═════ Text excerpt ═════

Category Archives: Nature Photographer

October is …

unrivalled, my favorite time of year.

It is a month of contrasts for me.

The joy of Autumn.

Leaf-strewn country roads, leaves falling as I drive with the top down, deep colors in the forests, tobacco hanging in aging barns, hay waiting in long fields and orchards full with ripe, red apples.

These are the joyous things that lift me high and make me feel as free as the raptors migrating along the spine of my beloved Clinch Mountains.

The sad parts have a say, but they are muted; dulled by the magnificence of Mother Nature as she concedes, under the watchful eye of Father Time, her reign to Old Man Winter.

Time, which has no regard for anyone, will pass without fail or regard to any of us.

The voice of things past becomes harder to hear as years go by.

That, in and of itself, is a good thing.

═════ Supplied material ═════

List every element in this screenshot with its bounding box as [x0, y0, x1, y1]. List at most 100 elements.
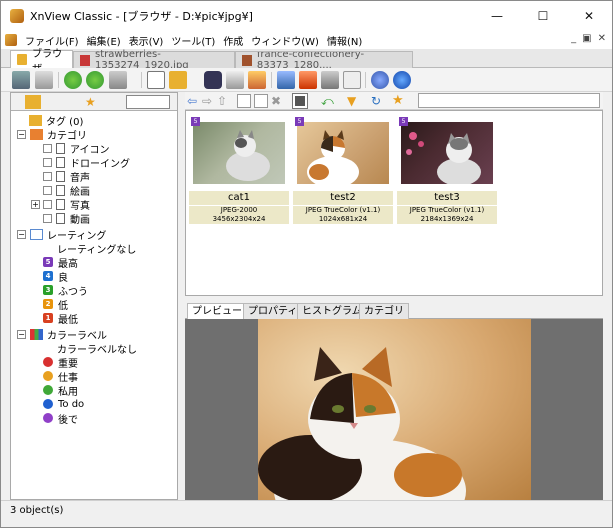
slideshow-create-icon[interactable]: [299, 71, 317, 89]
new-document-icon[interactable]: [147, 71, 165, 89]
color-label-icon: [30, 328, 43, 340]
menu-window[interactable]: ウィンドウ(W): [251, 33, 319, 48]
mdi-restore-icon[interactable]: ▣: [582, 33, 591, 44]
status-bar: 3 object(s): [1, 500, 612, 527]
tree-node-tags[interactable]: タグ (0): [29, 113, 83, 128]
tab-histogram[interactable]: ヒストグラム: [297, 303, 367, 319]
tree-node-color-label[interactable]: − カラーラベル: [17, 327, 107, 342]
thumbnail-info: JPEG TrueColor (v1.1) 2184x1369x24: [397, 206, 497, 224]
tree-item-no-color[interactable]: カラーラベルなし: [57, 341, 137, 356]
print-icon[interactable]: [226, 71, 244, 89]
up-arrow-icon[interactable]: ⇧: [217, 94, 231, 108]
tree-item-rating-1[interactable]: 1 最低: [43, 311, 78, 326]
tree-item-rating-3[interactable]: 3 ふつう: [43, 283, 88, 298]
tab-preview[interactable]: プレビュー: [187, 303, 247, 319]
tree-node-category[interactable]: − カテゴリ: [17, 127, 87, 142]
rating-icon: [30, 228, 43, 240]
path-combobox[interactable]: [418, 93, 600, 108]
settings-gear-icon[interactable]: [371, 71, 389, 89]
calendar-icon[interactable]: [343, 71, 361, 89]
copy-to-icon[interactable]: [237, 94, 251, 108]
tree-item-rating-4[interactable]: 4良: [43, 269, 68, 284]
refresh-back-icon[interactable]: [64, 71, 82, 89]
tree-item-audio[interactable]: 音声: [43, 169, 90, 184]
tree-item-todo[interactable]: To do: [43, 397, 84, 411]
document-icon: [56, 142, 65, 154]
tree-item-painting[interactable]: 絵画: [43, 183, 90, 198]
document-icon: [56, 170, 65, 182]
rating-badge: 5: [399, 117, 408, 126]
back-arrow-icon[interactable]: ⇦: [187, 94, 201, 108]
expand-toggle-icon[interactable]: +: [31, 199, 40, 209]
mdi-close-icon[interactable]: ✕: [598, 33, 606, 44]
rating-badge-icon: 4: [43, 271, 53, 281]
maximize-button[interactable]: ☐: [520, 1, 566, 31]
checkbox[interactable]: [43, 143, 52, 153]
tree-node-rating[interactable]: − レーティング: [17, 227, 106, 242]
open-folder-icon[interactable]: [169, 71, 187, 89]
collapse-toggle-icon[interactable]: −: [17, 329, 26, 339]
thumbnail-image: [193, 122, 285, 184]
app-icon: [10, 9, 24, 23]
tree-item-rating-5[interactable]: 5 最高: [43, 255, 78, 270]
tree-item-video[interactable]: 動画: [43, 211, 90, 226]
system-menu-icon[interactable]: [5, 34, 17, 46]
filter-icon[interactable]: ▼: [347, 94, 361, 108]
tree-item-photo[interactable]: + 写真: [31, 197, 90, 212]
sync-icon[interactable]: ↻: [371, 94, 385, 108]
folder-tree-pane: ★ タグ (0) − カテゴリ アイコン ドローイング 音声 絵画 + 写真 動画…: [10, 92, 178, 500]
close-button[interactable]: ✕: [566, 1, 612, 31]
sort-icon[interactable]: ⤺: [321, 94, 335, 108]
refresh-icon[interactable]: [86, 71, 104, 89]
menu-view[interactable]: 表示(V): [129, 33, 164, 48]
preview-pane: [185, 319, 603, 528]
tree-item-drawing[interactable]: ドローイング: [43, 155, 130, 170]
tree-item-work[interactable]: 仕事: [43, 369, 78, 384]
view-mode-icon[interactable]: [292, 93, 308, 109]
category-tab[interactable]: [126, 95, 170, 109]
tab-strawberries[interactable]: strawberries-1353274_1920.jpg: [73, 49, 235, 71]
tab-properties[interactable]: プロパティ: [243, 303, 303, 319]
move-to-icon[interactable]: [254, 94, 268, 108]
menu-edit[interactable]: 編集(E): [87, 33, 121, 48]
title-bar[interactable]: XnView Classic - [ブラウザ - D:¥pic¥jpg¥] — …: [1, 1, 612, 31]
checkbox[interactable]: [43, 185, 52, 195]
collapse-toggle-icon[interactable]: −: [17, 129, 26, 139]
browser-view-icon[interactable]: [12, 71, 30, 89]
delete-x-icon[interactable]: ✖: [271, 94, 285, 108]
tab-browser[interactable]: ブラウザ: [10, 49, 73, 75]
menu-tools[interactable]: ツール(T): [171, 33, 215, 48]
collapse-toggle-icon[interactable]: −: [17, 229, 26, 239]
capture-icon[interactable]: [277, 71, 295, 89]
mdi-minimize-icon[interactable]: _: [571, 33, 576, 44]
tree-item-rating-2[interactable]: 2低: [43, 297, 68, 312]
favorites-star-icon[interactable]: ★: [85, 95, 101, 109]
menu-create[interactable]: 作成: [223, 33, 243, 48]
info-icon[interactable]: [393, 71, 411, 89]
folders-tab-icon[interactable]: [25, 95, 41, 109]
fullscreen-icon[interactable]: [35, 71, 53, 89]
browser-toolbar: ⇦ ⇨ ⇧ ✖ ⤺ ▼ ↻ ★: [185, 92, 603, 110]
tree-item-no-rating[interactable]: レーティングなし: [57, 241, 136, 256]
checkbox[interactable]: [43, 171, 52, 181]
rating-filter-star-icon[interactable]: ★: [392, 94, 406, 108]
convert-icon[interactable]: [321, 71, 339, 89]
cat-image: [307, 130, 359, 188]
menu-info[interactable]: 情報(N): [327, 33, 362, 48]
tree-item-personal[interactable]: 私用: [43, 383, 78, 398]
tab-category[interactable]: カテゴリ: [359, 303, 409, 319]
document-icon: [56, 184, 65, 196]
scan-icon[interactable]: [248, 71, 266, 89]
minimize-button[interactable]: —: [474, 1, 520, 31]
tree-item-later[interactable]: 後で: [43, 411, 78, 426]
checkbox[interactable]: [43, 199, 52, 209]
checkbox[interactable]: [43, 157, 52, 167]
tree-item-important[interactable]: 重要: [43, 355, 78, 370]
checkbox[interactable]: [43, 213, 52, 223]
forward-arrow-icon[interactable]: ⇨: [202, 94, 216, 108]
thumbnail-name: test3: [397, 191, 497, 205]
slideshow-icon[interactable]: [109, 71, 127, 89]
binoculars-icon[interactable]: [204, 71, 222, 89]
tab-france-confectionery[interactable]: france-confectionery-83373_1280....: [235, 51, 413, 68]
tree-item-icon[interactable]: アイコン: [43, 141, 110, 156]
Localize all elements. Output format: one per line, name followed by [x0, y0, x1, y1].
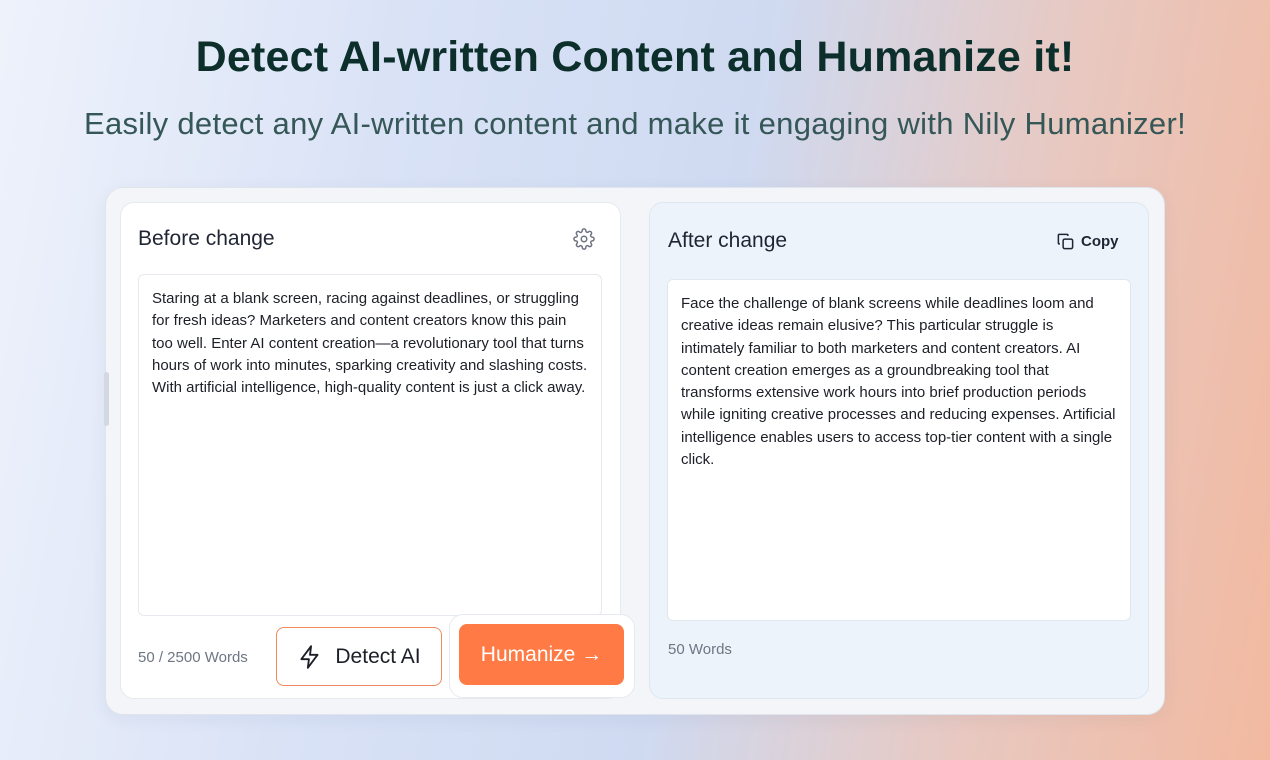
gear-icon[interactable]	[573, 228, 595, 250]
resize-handle[interactable]	[104, 372, 109, 426]
page-title: Detect AI-written Content and Humanize i…	[195, 33, 1075, 81]
detect-ai-label: Detect AI	[335, 644, 421, 668]
lightning-icon	[300, 644, 319, 669]
humanize-button[interactable]: Humanize →	[459, 624, 624, 685]
after-change-title: After change	[668, 229, 788, 252]
detect-ai-button[interactable]: Detect AI	[276, 627, 442, 686]
copy-button[interactable]: Copy	[1056, 230, 1119, 252]
before-change-title: Before change	[138, 227, 275, 250]
input-text-area[interactable]: Staring at a blank screen, racing agains…	[152, 288, 588, 602]
output-text-area: Face the challenge of blank screens whil…	[667, 279, 1131, 621]
humanize-label: Humanize →	[480, 642, 603, 666]
output-word-count: 50 Words	[668, 641, 732, 658]
copy-icon	[1057, 233, 1074, 249]
copy-label: Copy	[1081, 232, 1119, 250]
input-text-area-wrapper: Staring at a blank screen, racing agains…	[138, 274, 602, 616]
page-subtitle: Easily detect any AI-written content and…	[83, 106, 1187, 141]
input-word-count: 50 / 2500 Words	[138, 649, 248, 666]
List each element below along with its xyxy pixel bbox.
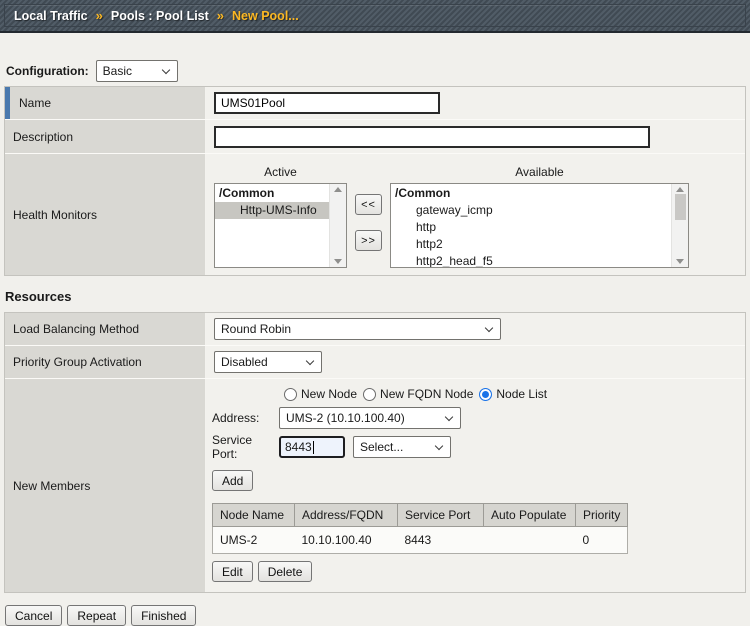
breadcrumb-item-local-traffic[interactable]: Local Traffic bbox=[14, 9, 88, 23]
add-button[interactable]: Add bbox=[212, 470, 253, 491]
move-to-active-button[interactable]: << bbox=[355, 194, 382, 215]
member-type-radios: New Node New FQDN Node Node List bbox=[284, 387, 737, 401]
health-monitors-label: Health Monitors bbox=[5, 154, 206, 275]
active-monitors-list[interactable]: /Common Http-UMS-Info bbox=[214, 183, 347, 268]
new-members-label: New Members bbox=[5, 379, 206, 592]
load-balancing-select-value: Round Robin bbox=[221, 322, 291, 336]
active-list-scrollbar[interactable] bbox=[329, 184, 346, 267]
name-row: Name bbox=[5, 87, 745, 120]
list-item[interactable]: Http-UMS-Info bbox=[215, 202, 329, 219]
radio-icon[interactable] bbox=[363, 388, 376, 401]
list-item[interactable]: gateway_icmp bbox=[391, 202, 671, 219]
radio-label: Node List bbox=[496, 387, 547, 401]
chevron-down-icon bbox=[445, 413, 453, 421]
address-label: Address: bbox=[212, 411, 279, 425]
load-balancing-row: Load Balancing Method Round Robin bbox=[5, 313, 745, 346]
breadcrumb: Local Traffic » Pools : Pool List » New … bbox=[4, 4, 746, 27]
cell-node-name: UMS-2 bbox=[213, 527, 295, 554]
edit-button[interactable]: Edit bbox=[212, 561, 253, 582]
col-service-port: Service Port bbox=[398, 504, 484, 527]
form-action-bar: Cancel Repeat Finished bbox=[5, 605, 750, 626]
priority-group-select[interactable]: Disabled bbox=[214, 351, 322, 373]
available-monitors-list[interactable]: /Common gateway_icmp http http2 http2_he… bbox=[390, 183, 689, 268]
cell-address-fqdn: 10.10.100.40 bbox=[295, 527, 398, 554]
priority-group-row: Priority Group Activation Disabled bbox=[5, 346, 745, 379]
service-port-value: 8443 bbox=[285, 440, 312, 454]
radio-label: New FQDN Node bbox=[380, 387, 473, 401]
general-properties-table: Name Description Health Monitors Active … bbox=[4, 86, 746, 276]
col-auto-populate: Auto Populate bbox=[484, 504, 576, 527]
radio-icon[interactable] bbox=[284, 388, 297, 401]
breadcrumb-item-pool-list[interactable]: Pools : Pool List bbox=[111, 9, 209, 23]
scroll-down-icon[interactable] bbox=[334, 259, 342, 264]
load-balancing-label: Load Balancing Method bbox=[5, 313, 206, 345]
col-priority: Priority bbox=[576, 504, 628, 527]
radio-new-node[interactable]: New Node bbox=[284, 387, 357, 401]
col-address-fqdn: Address/FQDN bbox=[295, 504, 398, 527]
cancel-button[interactable]: Cancel bbox=[5, 605, 62, 626]
service-port-select[interactable]: Select... bbox=[353, 436, 451, 458]
chevron-down-icon bbox=[306, 357, 314, 365]
list-item[interactable]: /Common bbox=[391, 185, 671, 202]
chevron-down-icon bbox=[435, 442, 443, 450]
priority-group-select-value: Disabled bbox=[221, 355, 268, 369]
breadcrumb-separator-icon: » bbox=[217, 8, 224, 23]
col-node-name: Node Name bbox=[213, 504, 295, 527]
breadcrumb-item-new-pool: New Pool... bbox=[232, 9, 299, 23]
address-select[interactable]: UMS-2 (10.10.100.40) bbox=[279, 407, 461, 429]
resources-section-header: Resources bbox=[5, 289, 750, 304]
cell-priority: 0 bbox=[576, 527, 628, 554]
configuration-row: Configuration: Basic bbox=[6, 60, 750, 82]
active-list-header: Active bbox=[214, 165, 347, 179]
table-row[interactable]: UMS-2 10.10.100.40 8443 0 bbox=[213, 527, 628, 554]
move-to-available-button[interactable]: >> bbox=[355, 230, 382, 251]
chevron-down-icon bbox=[161, 66, 169, 74]
name-label: Name bbox=[5, 87, 206, 119]
radio-node-list[interactable]: Node List bbox=[479, 387, 547, 401]
list-item[interactable]: /Common bbox=[215, 185, 329, 202]
resources-table: Load Balancing Method Round Robin Priori… bbox=[4, 312, 746, 593]
finished-button[interactable]: Finished bbox=[131, 605, 196, 626]
radio-new-fqdn-node[interactable]: New FQDN Node bbox=[363, 387, 473, 401]
description-label: Description bbox=[5, 120, 206, 153]
cell-service-port: 8443 bbox=[398, 527, 484, 554]
breadcrumb-separator-icon: » bbox=[96, 8, 103, 23]
configuration-select[interactable]: Basic bbox=[96, 60, 178, 82]
address-select-value: UMS-2 (10.10.100.40) bbox=[286, 411, 405, 425]
service-port-select-value: Select... bbox=[360, 440, 403, 454]
available-list-header: Available bbox=[390, 165, 689, 179]
health-monitors-row: Health Monitors Active /Common Http-UMS-… bbox=[5, 154, 745, 275]
radio-label: New Node bbox=[301, 387, 357, 401]
delete-button[interactable]: Delete bbox=[258, 561, 313, 582]
list-item[interactable]: http2_head_f5 bbox=[391, 253, 671, 267]
scrollbar-thumb[interactable] bbox=[675, 194, 686, 220]
service-port-label: Service Port: bbox=[212, 433, 279, 461]
breadcrumb-bar: Local Traffic » Pools : Pool List » New … bbox=[0, 0, 750, 33]
new-members-row: New Members New Node New FQDN Node Node … bbox=[5, 379, 745, 592]
text-cursor bbox=[313, 441, 314, 454]
members-table-header-row: Node Name Address/FQDN Service Port Auto… bbox=[213, 504, 628, 527]
configuration-select-value: Basic bbox=[103, 64, 132, 78]
description-input[interactable] bbox=[214, 126, 650, 148]
service-port-input[interactable]: 8443 bbox=[279, 436, 345, 458]
chevron-down-icon bbox=[485, 324, 493, 332]
scroll-down-icon[interactable] bbox=[676, 259, 684, 264]
name-input[interactable] bbox=[214, 92, 440, 114]
cell-auto-populate bbox=[484, 527, 576, 554]
list-item[interactable]: http bbox=[391, 219, 671, 236]
description-row: Description bbox=[5, 120, 745, 154]
configuration-label: Configuration: bbox=[6, 64, 89, 78]
load-balancing-select[interactable]: Round Robin bbox=[214, 318, 501, 340]
list-item[interactable]: http2 bbox=[391, 236, 671, 253]
repeat-button[interactable]: Repeat bbox=[67, 605, 126, 626]
members-table: Node Name Address/FQDN Service Port Auto… bbox=[212, 503, 628, 554]
radio-selected-icon[interactable] bbox=[479, 388, 492, 401]
available-list-scrollbar[interactable] bbox=[671, 184, 688, 267]
priority-group-label: Priority Group Activation bbox=[5, 346, 206, 378]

═════

◆ Problems to solve
**A)** Could you return, word for word, the part of the October essay starting at "The sad parts" and ending at "to any of us."?
**B)** Can you retype the lines from the rows, starting at the line containing "228, 595, 250]" and ending at the line containing "230, 1119, 252]", with nothing changed?

◆ Expected responses
**A)**
The sad parts have a say, but they are muted; dulled by the magnificence of Mother Nature as she concedes, under the watchful eye of Father Time, her reign to Old Man Winter.

Time, which has no regard for anyone, will pass without fail or regard to any of us.

**B)**
gear-icon[interactable]	[573, 228, 595, 250]
resize-handle[interactable]	[104, 372, 109, 426]
page-title: Detect AI-written Content and Humanize i…	[195, 33, 1075, 81]
detect-ai-label: Detect AI	[335, 644, 421, 668]
lightning-icon	[300, 644, 319, 669]
humanize-button[interactable]: Humanize →	[459, 624, 624, 685]
after-change-title: After change	[668, 229, 788, 252]
detect-ai-button[interactable]: Detect AI	[276, 627, 442, 686]
copy-button[interactable]: Copy	[1056, 230, 1119, 252]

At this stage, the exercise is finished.